What the exercise asks → Using the data below, copy every line that contains the word "illustration".

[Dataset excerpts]
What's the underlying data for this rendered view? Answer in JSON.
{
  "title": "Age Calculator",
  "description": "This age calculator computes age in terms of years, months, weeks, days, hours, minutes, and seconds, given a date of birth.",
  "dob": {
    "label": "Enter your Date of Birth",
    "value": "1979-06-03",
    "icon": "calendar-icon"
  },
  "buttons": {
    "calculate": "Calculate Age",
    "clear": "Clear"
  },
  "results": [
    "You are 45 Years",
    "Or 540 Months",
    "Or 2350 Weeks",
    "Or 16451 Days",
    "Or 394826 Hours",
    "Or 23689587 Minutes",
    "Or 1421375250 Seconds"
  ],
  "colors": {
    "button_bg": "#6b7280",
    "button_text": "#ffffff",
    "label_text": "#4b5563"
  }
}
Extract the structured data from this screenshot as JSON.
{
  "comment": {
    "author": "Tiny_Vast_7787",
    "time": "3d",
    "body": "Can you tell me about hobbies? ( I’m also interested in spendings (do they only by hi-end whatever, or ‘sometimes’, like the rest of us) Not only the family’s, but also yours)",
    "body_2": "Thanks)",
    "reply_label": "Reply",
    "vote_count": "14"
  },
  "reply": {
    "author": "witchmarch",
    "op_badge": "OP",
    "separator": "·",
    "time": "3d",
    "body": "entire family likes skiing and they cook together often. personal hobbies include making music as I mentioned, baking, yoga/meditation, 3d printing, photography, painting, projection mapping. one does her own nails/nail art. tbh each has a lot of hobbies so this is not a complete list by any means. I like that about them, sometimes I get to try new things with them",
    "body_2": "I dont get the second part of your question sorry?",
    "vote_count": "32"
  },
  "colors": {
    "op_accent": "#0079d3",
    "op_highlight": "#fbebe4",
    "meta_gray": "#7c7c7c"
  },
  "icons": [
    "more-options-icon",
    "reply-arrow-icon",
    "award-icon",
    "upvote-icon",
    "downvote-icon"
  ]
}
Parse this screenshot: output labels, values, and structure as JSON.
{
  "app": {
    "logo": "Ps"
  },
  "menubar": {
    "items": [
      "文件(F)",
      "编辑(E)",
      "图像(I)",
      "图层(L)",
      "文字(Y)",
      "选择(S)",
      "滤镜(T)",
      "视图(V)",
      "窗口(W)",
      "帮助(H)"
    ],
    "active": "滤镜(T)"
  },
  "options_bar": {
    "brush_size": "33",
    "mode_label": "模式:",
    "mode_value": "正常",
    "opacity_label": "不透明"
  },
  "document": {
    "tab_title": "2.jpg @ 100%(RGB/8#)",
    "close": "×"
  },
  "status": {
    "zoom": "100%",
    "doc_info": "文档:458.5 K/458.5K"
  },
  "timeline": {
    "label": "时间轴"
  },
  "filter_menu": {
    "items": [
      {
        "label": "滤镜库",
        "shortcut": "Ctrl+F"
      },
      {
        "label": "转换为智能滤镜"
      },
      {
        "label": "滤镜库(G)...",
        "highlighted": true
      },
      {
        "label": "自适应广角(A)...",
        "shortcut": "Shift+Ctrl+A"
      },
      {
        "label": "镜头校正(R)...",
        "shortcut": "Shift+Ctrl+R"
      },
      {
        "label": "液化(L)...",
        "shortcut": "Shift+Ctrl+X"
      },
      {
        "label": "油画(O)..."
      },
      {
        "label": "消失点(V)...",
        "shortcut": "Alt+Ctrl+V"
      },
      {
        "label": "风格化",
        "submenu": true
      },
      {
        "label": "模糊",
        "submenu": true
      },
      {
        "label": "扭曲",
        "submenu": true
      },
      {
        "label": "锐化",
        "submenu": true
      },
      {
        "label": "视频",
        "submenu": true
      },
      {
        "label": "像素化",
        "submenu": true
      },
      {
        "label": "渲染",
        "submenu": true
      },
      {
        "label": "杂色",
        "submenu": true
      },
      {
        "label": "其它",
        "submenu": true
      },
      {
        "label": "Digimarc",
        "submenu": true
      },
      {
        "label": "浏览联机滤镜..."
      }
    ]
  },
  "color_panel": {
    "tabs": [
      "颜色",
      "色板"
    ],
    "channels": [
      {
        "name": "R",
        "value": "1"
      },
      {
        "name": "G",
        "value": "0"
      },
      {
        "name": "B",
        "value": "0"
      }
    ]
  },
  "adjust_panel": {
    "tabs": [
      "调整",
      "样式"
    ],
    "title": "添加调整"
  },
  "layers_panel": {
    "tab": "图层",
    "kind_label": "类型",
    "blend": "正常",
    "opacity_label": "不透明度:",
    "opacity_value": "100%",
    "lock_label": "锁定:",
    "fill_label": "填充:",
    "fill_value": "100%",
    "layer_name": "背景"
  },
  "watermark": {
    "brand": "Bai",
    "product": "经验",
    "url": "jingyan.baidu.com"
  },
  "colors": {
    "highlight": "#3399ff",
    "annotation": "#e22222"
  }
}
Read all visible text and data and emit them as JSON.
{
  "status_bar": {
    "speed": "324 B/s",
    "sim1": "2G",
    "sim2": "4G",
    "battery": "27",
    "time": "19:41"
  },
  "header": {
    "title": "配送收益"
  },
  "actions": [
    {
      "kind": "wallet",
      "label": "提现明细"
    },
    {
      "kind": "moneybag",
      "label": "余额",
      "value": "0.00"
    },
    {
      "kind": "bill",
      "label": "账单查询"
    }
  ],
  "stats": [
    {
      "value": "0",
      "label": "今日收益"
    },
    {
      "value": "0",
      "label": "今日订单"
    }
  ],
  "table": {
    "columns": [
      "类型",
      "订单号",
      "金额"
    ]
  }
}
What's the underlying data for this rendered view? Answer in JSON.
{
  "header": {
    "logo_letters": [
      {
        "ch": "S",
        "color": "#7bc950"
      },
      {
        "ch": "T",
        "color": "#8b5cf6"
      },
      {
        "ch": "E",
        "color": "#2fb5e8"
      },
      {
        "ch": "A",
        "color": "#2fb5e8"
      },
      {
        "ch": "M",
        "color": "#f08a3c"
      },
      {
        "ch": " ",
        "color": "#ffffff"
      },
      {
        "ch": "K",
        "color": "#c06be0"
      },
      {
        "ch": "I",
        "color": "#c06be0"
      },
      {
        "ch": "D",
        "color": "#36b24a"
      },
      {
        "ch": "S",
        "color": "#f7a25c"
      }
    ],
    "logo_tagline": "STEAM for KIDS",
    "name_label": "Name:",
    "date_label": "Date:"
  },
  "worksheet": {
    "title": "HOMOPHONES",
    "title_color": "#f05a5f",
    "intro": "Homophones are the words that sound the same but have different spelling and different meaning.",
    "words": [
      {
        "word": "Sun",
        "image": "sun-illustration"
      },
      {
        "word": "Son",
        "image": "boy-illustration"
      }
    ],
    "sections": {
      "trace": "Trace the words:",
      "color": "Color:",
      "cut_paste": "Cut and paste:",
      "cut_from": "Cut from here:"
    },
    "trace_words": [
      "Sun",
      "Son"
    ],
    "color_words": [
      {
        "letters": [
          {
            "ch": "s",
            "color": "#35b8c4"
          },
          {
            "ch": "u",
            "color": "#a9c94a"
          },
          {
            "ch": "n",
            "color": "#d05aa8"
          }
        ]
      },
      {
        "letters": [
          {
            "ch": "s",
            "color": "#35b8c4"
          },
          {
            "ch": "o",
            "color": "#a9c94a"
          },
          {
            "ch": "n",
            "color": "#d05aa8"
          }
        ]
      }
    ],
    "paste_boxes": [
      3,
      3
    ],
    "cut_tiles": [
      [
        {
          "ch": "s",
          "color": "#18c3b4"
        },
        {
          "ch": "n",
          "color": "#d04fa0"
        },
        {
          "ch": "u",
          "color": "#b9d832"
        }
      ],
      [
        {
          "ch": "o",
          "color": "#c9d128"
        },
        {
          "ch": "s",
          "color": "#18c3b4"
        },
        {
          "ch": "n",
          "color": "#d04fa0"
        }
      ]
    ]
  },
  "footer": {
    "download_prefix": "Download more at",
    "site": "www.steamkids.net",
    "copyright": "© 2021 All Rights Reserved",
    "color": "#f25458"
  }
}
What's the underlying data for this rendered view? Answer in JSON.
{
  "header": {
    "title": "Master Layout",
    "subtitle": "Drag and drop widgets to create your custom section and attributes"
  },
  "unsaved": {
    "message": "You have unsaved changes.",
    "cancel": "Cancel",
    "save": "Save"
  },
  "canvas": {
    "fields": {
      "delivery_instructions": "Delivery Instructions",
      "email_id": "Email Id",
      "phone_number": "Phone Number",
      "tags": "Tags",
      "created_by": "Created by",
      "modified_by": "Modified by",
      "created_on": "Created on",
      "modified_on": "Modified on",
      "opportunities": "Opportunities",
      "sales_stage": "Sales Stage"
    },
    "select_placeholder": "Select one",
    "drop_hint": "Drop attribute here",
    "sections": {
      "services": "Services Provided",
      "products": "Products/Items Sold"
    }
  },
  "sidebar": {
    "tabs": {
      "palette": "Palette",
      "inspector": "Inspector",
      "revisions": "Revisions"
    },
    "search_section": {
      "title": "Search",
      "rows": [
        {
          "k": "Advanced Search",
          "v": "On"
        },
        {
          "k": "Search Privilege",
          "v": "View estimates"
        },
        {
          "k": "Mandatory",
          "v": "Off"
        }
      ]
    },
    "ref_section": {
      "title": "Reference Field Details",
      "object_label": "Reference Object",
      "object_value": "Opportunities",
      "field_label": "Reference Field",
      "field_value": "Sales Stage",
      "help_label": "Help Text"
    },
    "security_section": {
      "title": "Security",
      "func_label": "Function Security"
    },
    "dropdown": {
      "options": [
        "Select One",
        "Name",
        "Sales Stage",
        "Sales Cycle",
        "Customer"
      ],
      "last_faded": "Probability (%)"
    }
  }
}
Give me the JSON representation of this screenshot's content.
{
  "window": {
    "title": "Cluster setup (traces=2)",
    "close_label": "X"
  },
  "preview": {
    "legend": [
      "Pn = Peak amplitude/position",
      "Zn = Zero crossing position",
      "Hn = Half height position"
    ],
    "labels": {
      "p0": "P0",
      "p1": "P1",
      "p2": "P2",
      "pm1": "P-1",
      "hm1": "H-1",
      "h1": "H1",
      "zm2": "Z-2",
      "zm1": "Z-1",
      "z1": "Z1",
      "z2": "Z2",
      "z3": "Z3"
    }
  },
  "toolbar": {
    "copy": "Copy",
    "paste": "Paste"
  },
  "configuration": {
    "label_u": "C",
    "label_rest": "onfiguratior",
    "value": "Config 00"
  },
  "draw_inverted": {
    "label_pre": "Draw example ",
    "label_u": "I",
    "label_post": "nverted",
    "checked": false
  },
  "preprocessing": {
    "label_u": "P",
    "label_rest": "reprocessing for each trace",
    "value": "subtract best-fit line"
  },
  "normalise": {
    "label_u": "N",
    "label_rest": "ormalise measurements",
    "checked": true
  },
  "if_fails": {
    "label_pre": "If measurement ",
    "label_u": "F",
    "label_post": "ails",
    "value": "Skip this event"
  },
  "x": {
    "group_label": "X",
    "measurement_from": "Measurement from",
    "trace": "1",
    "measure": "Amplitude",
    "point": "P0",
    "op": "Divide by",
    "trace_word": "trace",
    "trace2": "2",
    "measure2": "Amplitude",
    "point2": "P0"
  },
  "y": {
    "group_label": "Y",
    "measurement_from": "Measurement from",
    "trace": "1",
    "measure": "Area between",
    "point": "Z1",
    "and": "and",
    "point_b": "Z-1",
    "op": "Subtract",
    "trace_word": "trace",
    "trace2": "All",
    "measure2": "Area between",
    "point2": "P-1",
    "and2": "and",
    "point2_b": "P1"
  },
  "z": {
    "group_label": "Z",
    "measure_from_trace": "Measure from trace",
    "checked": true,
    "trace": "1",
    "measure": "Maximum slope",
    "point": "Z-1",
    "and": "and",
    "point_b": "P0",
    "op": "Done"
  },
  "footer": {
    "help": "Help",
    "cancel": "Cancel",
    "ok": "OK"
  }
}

Full output →
        "image": "sun-illustration"
        "image": "boy-illustration"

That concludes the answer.